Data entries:
================

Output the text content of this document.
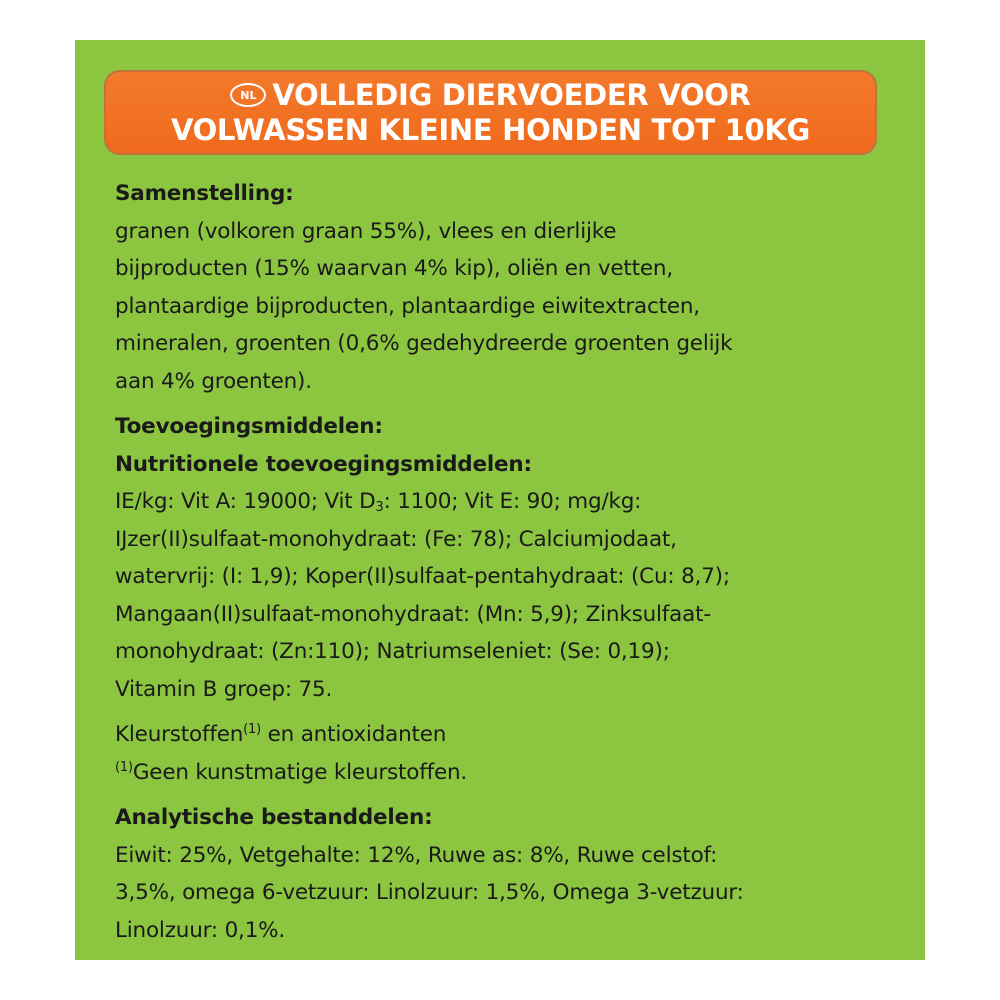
NL VOLLEDIG DIERVOEDER VOOR
VOLWASSEN KLEINE HONDEN TOT 10KG
Samenstelling:
granen (volkoren graan 55%), vlees en dierlijke
bijproducten (15% waarvan 4% kip), oliën en vetten,
plantaardige bijproducten, plantaardige eiwitextracten,
mineralen, groenten (0,6% gedehydreerde groenten gelijk
aan 4% groenten).
Toevoegingsmiddelen:
Nutritionele toevoegingsmiddelen:
IE/kg: Vit A: 19000; Vit $D_3$: 1100; Vit E: 90; mg/kg:
IJzer(II)sulfaat-monohydraat: (Fe: 78); Calciumjodaat,
watervrij: (I: 1,9); Koper(II)sulfaat-pentahydraat: (Cu: 8,7);
Mangaan(II)sulfaat-monohydraat: (Mn: 5,9); Zinksulfaat-
monohydraat: (Zn:110); Natriumseleniet: (Se: 0,19);
Vitamin B groep: 75.
Kleurstoffen$^{(1)}$ en antioxidanten
$^{(1)}$Geen kunstmatige kleurstoffen.
Analytische bestanddelen:
Eiwit: 25%, Vetgehalte: 12%, Ruwe as: 8%, Ruwe celstof:
3,5%, omega 6-vetzuur: Linolzuur: 1,5%, Omega 3-vetzuur:
Linolzuur: 0,1%.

================

What is expected | Print all the records again exactly; do not include any picture.

Response to this exercise |
Output the text content of this document.
NL VOLLEDIG DIERVOEDER VOOR
VOLWASSEN KLEINE HONDEN TOT 10KG
Samenstelling:
granen (volkoren graan 55%), vlees en dierlijke
bijproducten (15% waarvan 4% kip), oliën en vetten,
plantaardige bijproducten, plantaardige eiwitextracten,
mineralen, groenten (0,6% gedehydreerde groenten gelijk
aan 4% groenten).
Toevoegingsmiddelen:
Nutritionele toevoegingsmiddelen:
IE/kg: Vit A: 19000; Vit $D_3$: 1100; Vit E: 90; mg/kg:
IJzer(II)sulfaat-monohydraat: (Fe: 78); Calciumjodaat,
watervrij: (I: 1,9); Koper(II)sulfaat-pentahydraat: (Cu: 8,7);
Mangaan(II)sulfaat-monohydraat: (Mn: 5,9); Zinksulfaat-
monohydraat: (Zn:110); Natriumseleniet: (Se: 0,19);
Vitamin B groep: 75.
Kleurstoffen$^{(1)}$ en antioxidanten
$^{(1)}$Geen kunstmatige kleurstoffen.
Analytische bestanddelen:
Eiwit: 25%, Vetgehalte: 12%, Ruwe as: 8%, Ruwe celstof:
3,5%, omega 6-vetzuur: Linolzuur: 1,5%, Omega 3-vetzuur:
Linolzuur: 0,1%.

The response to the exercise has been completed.